*Records*
+-------+
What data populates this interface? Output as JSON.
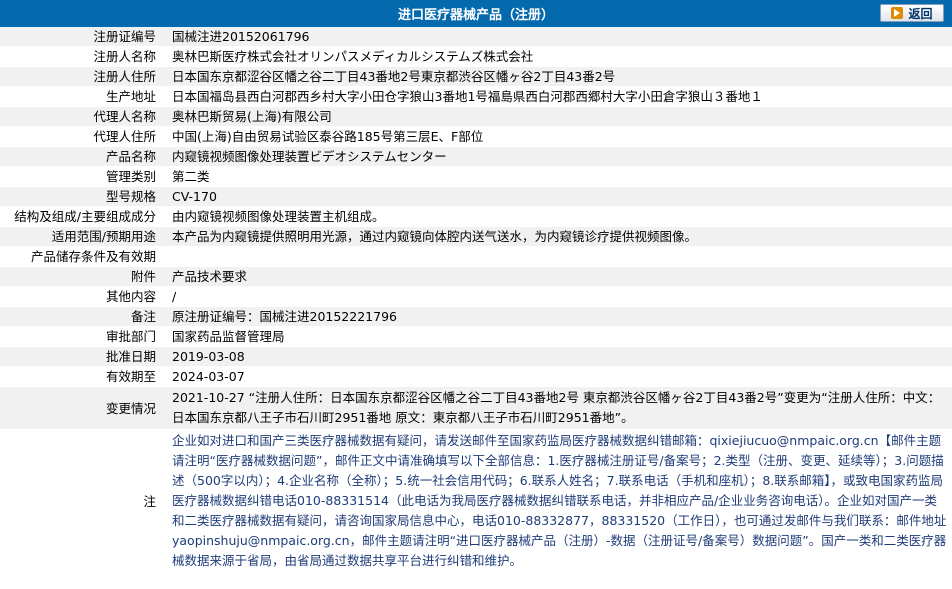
{
  "header": {
    "title": "进口医疗器械产品（注册）",
    "back_label": "返回"
  },
  "rows": [
    {
      "label": "注册证编号",
      "value": "国械注进20152061796"
    },
    {
      "label": "注册人名称",
      "value": "奥林巴斯医疗株式会社オリンパスメディカルシステムズ株式会社"
    },
    {
      "label": "注册人住所",
      "value": "日本国东京都涩谷区幡之谷二丁目43番地2号東京都渋谷区幡ヶ谷2丁目43番2号"
    },
    {
      "label": "生产地址",
      "value": "日本国福岛县西白河郡西乡村大字小田仓字狼山3番地1号福島県西白河郡西郷村大字小田倉字狼山３番地１"
    },
    {
      "label": "代理人名称",
      "value": "奥林巴斯贸易(上海)有限公司"
    },
    {
      "label": "代理人住所",
      "value": "中国(上海)自由贸易试验区泰谷路185号第三层E、F部位"
    },
    {
      "label": "产品名称",
      "value": "内窥镜视频图像处理装置ビデオシステムセンター"
    },
    {
      "label": "管理类别",
      "value": "第二类"
    },
    {
      "label": "型号规格",
      "value": "CV-170"
    },
    {
      "label": "结构及组成/主要组成成分",
      "value": "由内窥镜视频图像处理装置主机组成。"
    },
    {
      "label": "适用范围/预期用途",
      "value": "本产品为内窥镜提供照明用光源，通过内窥镜向体腔内送气送水，为内窥镜诊疗提供视频图像。"
    },
    {
      "label": "产品储存条件及有效期",
      "value": ""
    },
    {
      "label": "附件",
      "value": "产品技术要求"
    },
    {
      "label": "其他内容",
      "value": "/"
    },
    {
      "label": "备注",
      "value": "原注册证编号：国械注进20152221796"
    },
    {
      "label": "审批部门",
      "value": "国家药品监督管理局"
    },
    {
      "label": "批准日期",
      "value": "2019-03-08"
    },
    {
      "label": "有效期至",
      "value": "2024-03-07"
    },
    {
      "label": "变更情况",
      "value": "2021-10-27 “注册人住所：日本国东京都涩谷区幡之谷二丁目43番地2号 東京都渋谷区幡ヶ谷2丁目43番2号”变更为“注册人住所：中文：日本国东京都八王子市石川町2951番地 原文：東京都八王子市石川町2951番地”。"
    },
    {
      "label": "注",
      "value": "企业如对进口和国产三类医疗器械数据有疑问，请发送邮件至国家药监局医疗器械数据纠错邮箱：qixiejiucuo@nmpaic.org.cn【邮件主题请注明“医疗器械数据问题”，邮件正文中请准确填写以下全部信息：1.医疗器械注册证号/备案号；2.类型（注册、变更、延续等）；3.问题描述（500字以内）；4.企业名称（全称）；5.统一社会信用代码；6.联系人姓名；7.联系电话（手机和座机）；8.联系邮箱】，或致电国家药监局医疗器械数据纠错电话010-88331514（此电话为我局医疗器械数据纠错联系电话，并非相应产品/企业业务咨询电话）。企业如对国产一类和二类医疗器械数据有疑问，请咨询国家局信息中心，电话010-88332877，88331520（工作日），也可通过发邮件与我们联系：邮件地址yaopinshuju@nmpaic.org.cn，邮件主题请注明“进口医疗器械产品（注册）-数据（注册证号/备案号）数据问题”。国产一类和二类医疗器械数据来源于省局，由省局通过数据共享平台进行纠错和维护。"
    }
  ]
}
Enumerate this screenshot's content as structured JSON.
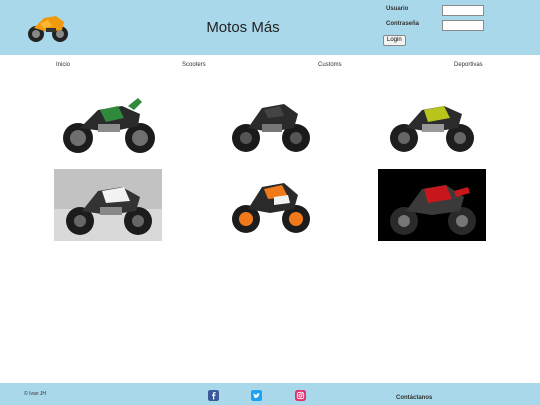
{
  "header": {
    "title": "Motos Más",
    "logo_icon": "orange-sport-motorcycle-logo",
    "login": {
      "user_label": "Usuario",
      "password_label": "Contraseña",
      "user_value": "",
      "password_value": "",
      "button_label": "Login"
    }
  },
  "nav": {
    "items": [
      {
        "label": "Inicio"
      },
      {
        "label": "Scooters"
      },
      {
        "label": "Customs"
      },
      {
        "label": "Deportivas"
      }
    ]
  },
  "gallery": {
    "items": [
      {
        "name": "green-naked-motorcycle",
        "accent": "#2f8a3c"
      },
      {
        "name": "black-naked-motorcycle",
        "accent": "#2b2b2b"
      },
      {
        "name": "lime-naked-motorcycle",
        "accent": "#b9c41c"
      },
      {
        "name": "white-naked-motorcycle",
        "accent": "#e6e6e6"
      },
      {
        "name": "orange-white-sport-motorcycle",
        "accent": "#f07a1a"
      },
      {
        "name": "red-supermoto-motorcycle",
        "accent": "#c8161d"
      }
    ]
  },
  "footer": {
    "copyright": "© Ivan JH",
    "contact_label": "Contáctanos",
    "social_icons": [
      "facebook-icon",
      "twitter-icon",
      "instagram-icon"
    ]
  },
  "colors": {
    "header_bg": "#a9d8ea",
    "footer_bg": "#a9d8ea",
    "facebook": "#3b5998",
    "twitter": "#1da1f2",
    "instagram": "#e1306c"
  }
}
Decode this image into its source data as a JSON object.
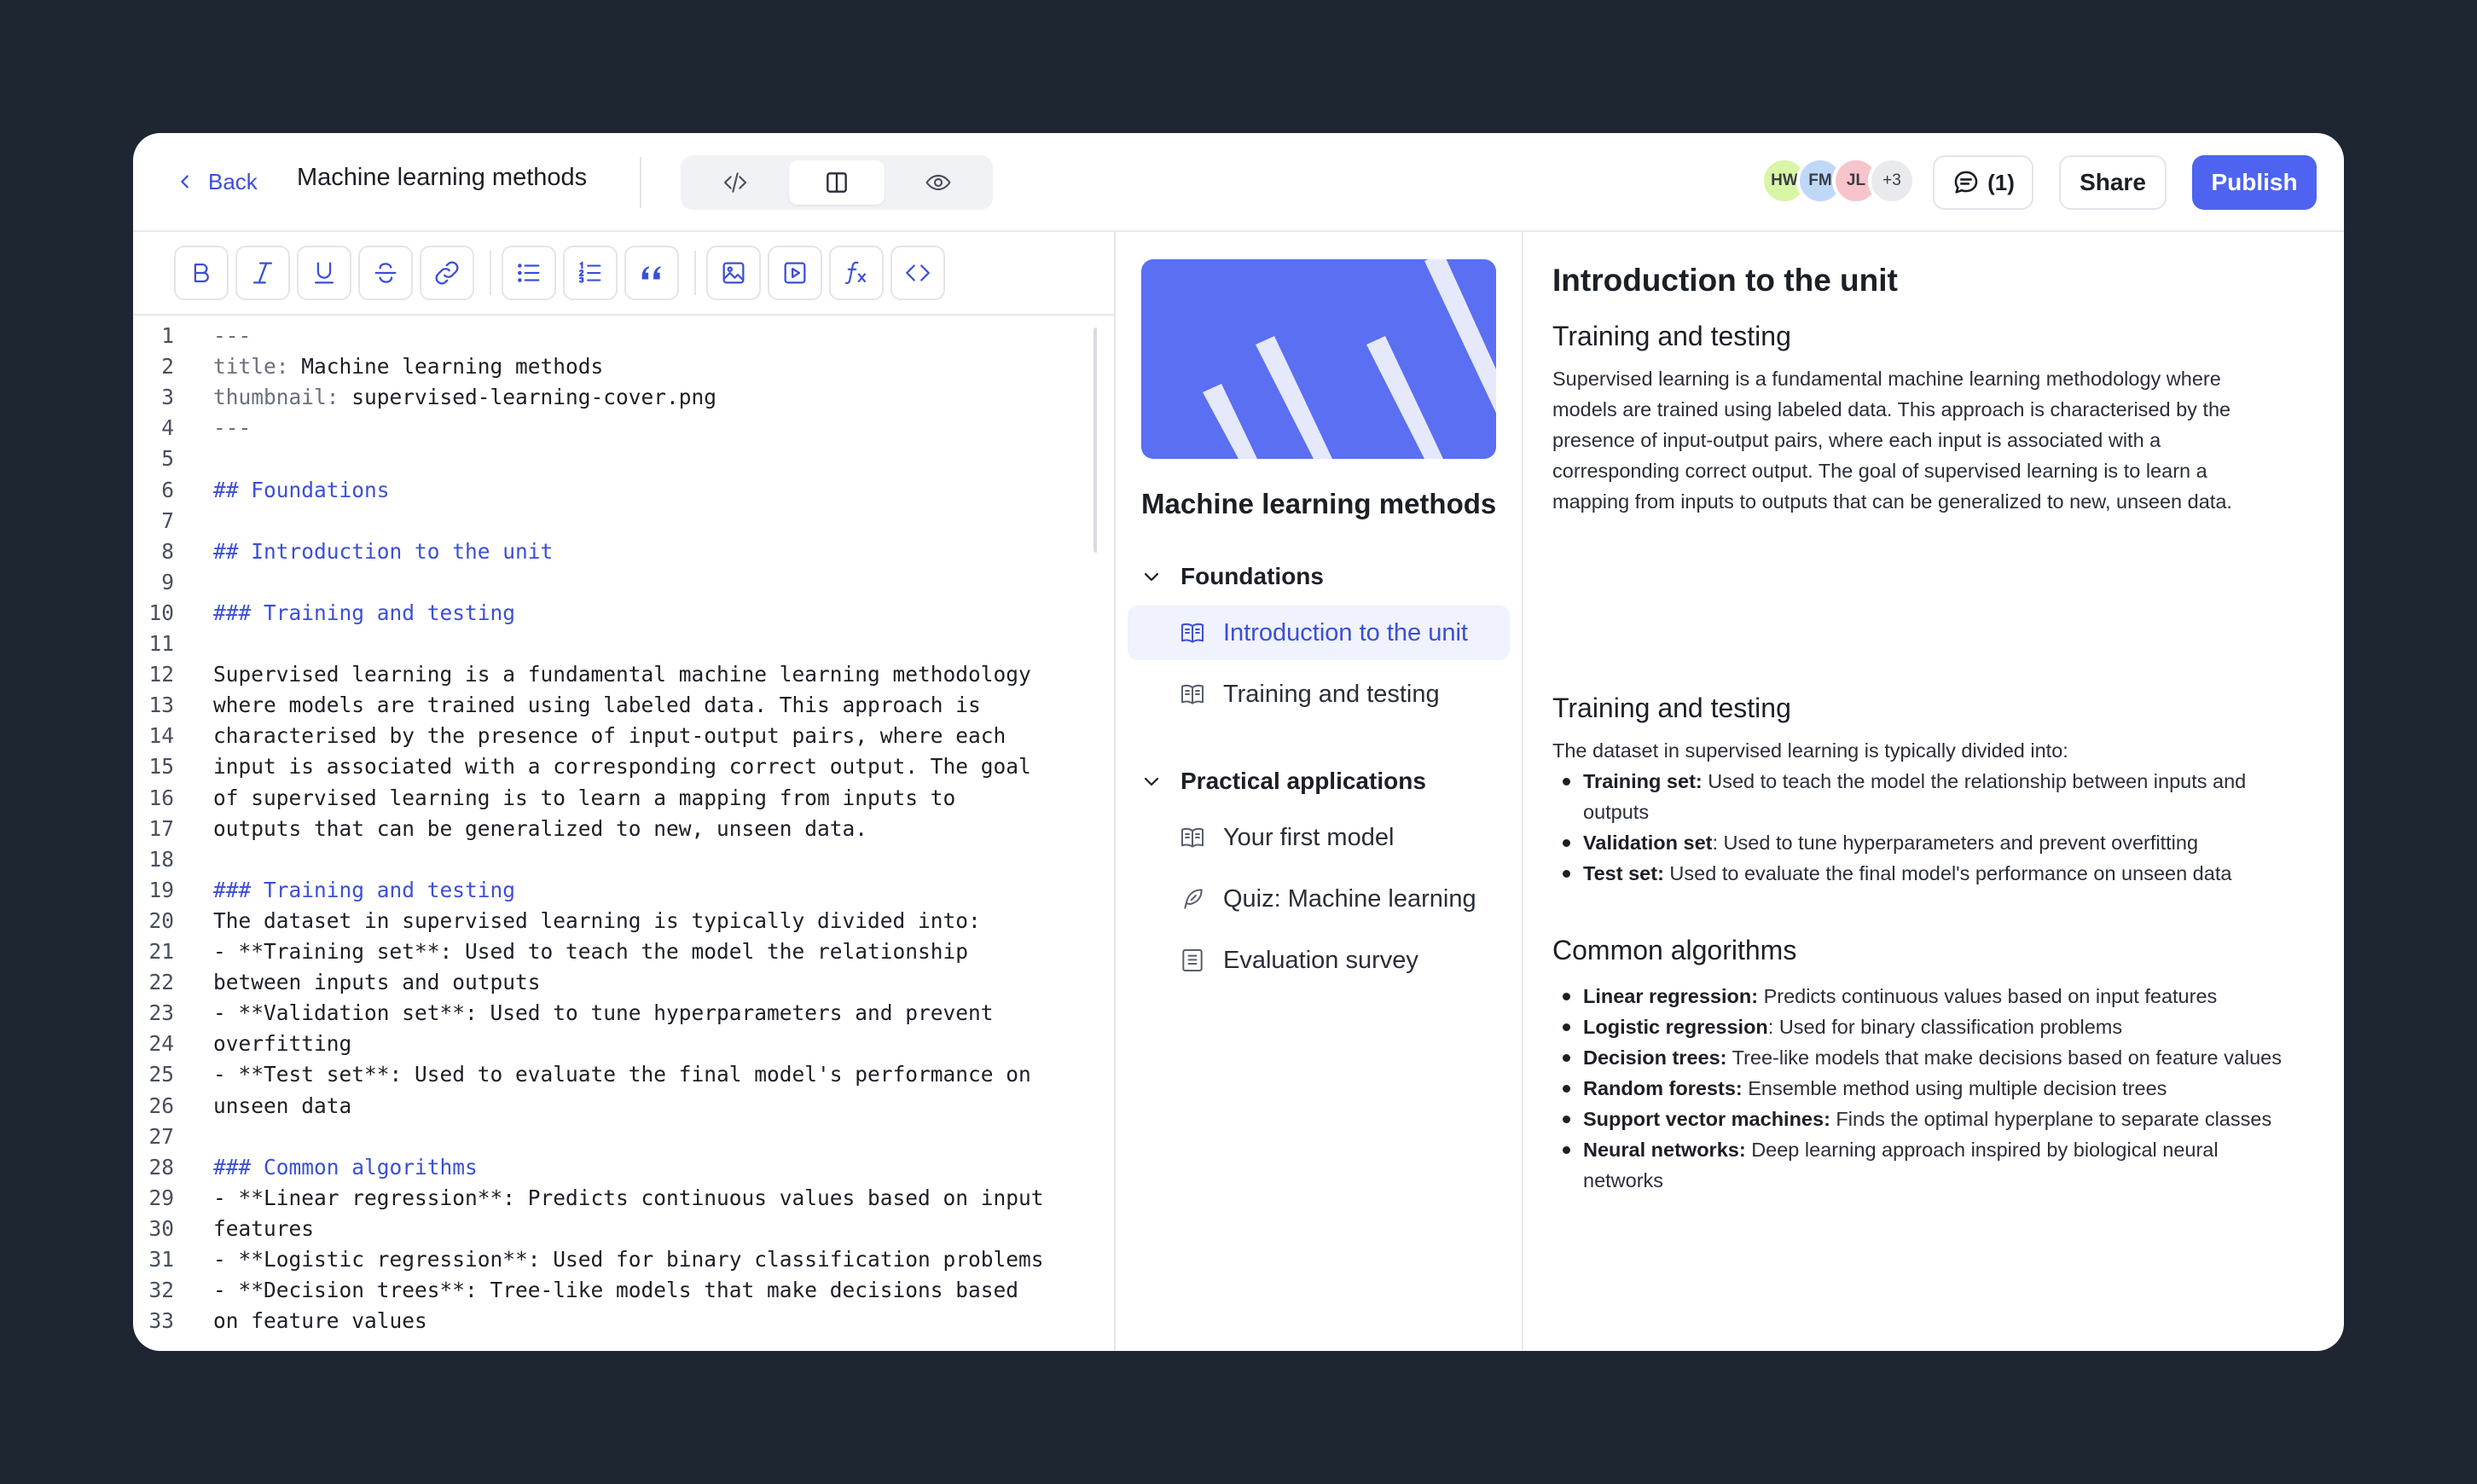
{
  "header": {
    "back_label": "Back",
    "title": "Machine learning methods",
    "view_modes": [
      "code-icon",
      "split-view-icon",
      "eye-icon"
    ],
    "avatars": [
      {
        "initials": "HW",
        "color": "#d9f5a6"
      },
      {
        "initials": "FM",
        "color": "#bfd8f8"
      },
      {
        "initials": "JL",
        "color": "#f8c4cb"
      },
      {
        "initials": "+3",
        "color": "#e9eaee"
      }
    ],
    "comments_label": "(1)",
    "share_label": "Share",
    "publish_label": "Publish",
    "accent": "#4e64f0"
  },
  "toolbar": {
    "buttons": [
      "bold-icon",
      "italic-icon",
      "underline-icon",
      "strikethrough-icon",
      "link-icon",
      "bullet-list-icon",
      "numbered-list-icon",
      "quote-icon",
      "image-icon",
      "video-icon",
      "formula-icon",
      "code-icon"
    ]
  },
  "editor": {
    "lines": [
      "---",
      "title: Machine learning methods",
      "thumbnail: supervised-learning-cover.png",
      "---",
      "",
      "## Foundations",
      "",
      "## Introduction to the unit",
      "",
      "### Training and testing",
      "",
      "Supervised learning is a fundamental machine learning methodology",
      "where models are trained using labeled data. This approach is",
      "characterised by the presence of input-output pairs, where each",
      "input is associated with a corresponding correct output. The goal",
      "of supervised learning is to learn a mapping from inputs to",
      "outputs that can be generalized to new, unseen data.",
      "",
      "### Training and testing",
      "The dataset in supervised learning is typically divided into:",
      "- **Training set**: Used to teach the model the relationship",
      "between inputs and outputs",
      "- **Validation set**: Used to tune hyperparameters and prevent",
      "overfitting",
      "- **Test set**: Used to evaluate the final model's performance on",
      "unseen data",
      "",
      "### Common algorithms",
      "- **Linear regression**: Predicts continuous values based on input",
      "features",
      "- **Logistic regression**: Used for binary classification problems",
      "- **Decision trees**: Tree-like models that make decisions based",
      "on feature values"
    ]
  },
  "outline": {
    "course_title": "Machine learning methods",
    "sections": [
      {
        "title": "Foundations",
        "items": [
          {
            "label": "Introduction to the unit",
            "icon": "book-icon",
            "active": true
          },
          {
            "label": "Training and testing",
            "icon": "book-icon",
            "active": false
          }
        ]
      },
      {
        "title": "Practical applications",
        "items": [
          {
            "label": "Your first model",
            "icon": "book-icon",
            "active": false
          },
          {
            "label": "Quiz: Machine learning",
            "icon": "quill-icon",
            "active": false
          },
          {
            "label": "Evaluation survey",
            "icon": "survey-icon",
            "active": false
          }
        ]
      }
    ]
  },
  "preview": {
    "h1": "Introduction to the unit",
    "h2_a": "Training and testing",
    "para_lines": [
      "Supervised learning is a fundamental machine learning methodology where",
      "models are trained using labeled data. This approach is characterised by the",
      "presence of input-output pairs, where each input is associated with a",
      "corresponding correct output. The goal of supervised learning is to learn a",
      "mapping from inputs to outputs that can be generalized to new, unseen data."
    ],
    "h2_b": "Training and testing",
    "intro": "The dataset in supervised learning is typically divided into:",
    "split_items": [
      {
        "term": "Training set:",
        "text": " Used to teach the model the relationship between inputs and",
        "cont": "outputs"
      },
      {
        "term": "Validation set",
        "text": ": Used to tune hyperparameters and prevent overfitting",
        "cont": ""
      },
      {
        "term": "Test set:",
        "text": " Used to evaluate the final model's performance on unseen data",
        "cont": ""
      }
    ],
    "h2_c": "Common algorithms",
    "algorithms": [
      {
        "term": "Linear regression:",
        "text": " Predicts continuous values based on input features",
        "cont": ""
      },
      {
        "term": "Logistic regression",
        "text": ": Used for binary classification problems",
        "cont": ""
      },
      {
        "term": "Decision trees:",
        "text": " Tree-like models that make decisions based on feature values",
        "cont": ""
      },
      {
        "term": "Random forests:",
        "text": " Ensemble method using multiple decision trees",
        "cont": ""
      },
      {
        "term": "Support vector machines:",
        "text": " Finds the optimal hyperplane to separate classes",
        "cont": ""
      },
      {
        "term": "Neural networks:",
        "text": " Deep learning approach inspired by biological neural",
        "cont": "networks"
      }
    ]
  }
}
+-------+
*Short problem*
List every line above that contains the word "JSON".

*The output*
What data populates this interface? Output as JSON.
Enumerate this screenshot's content as structured JSON.
Decode this image into its source data as a JSON object.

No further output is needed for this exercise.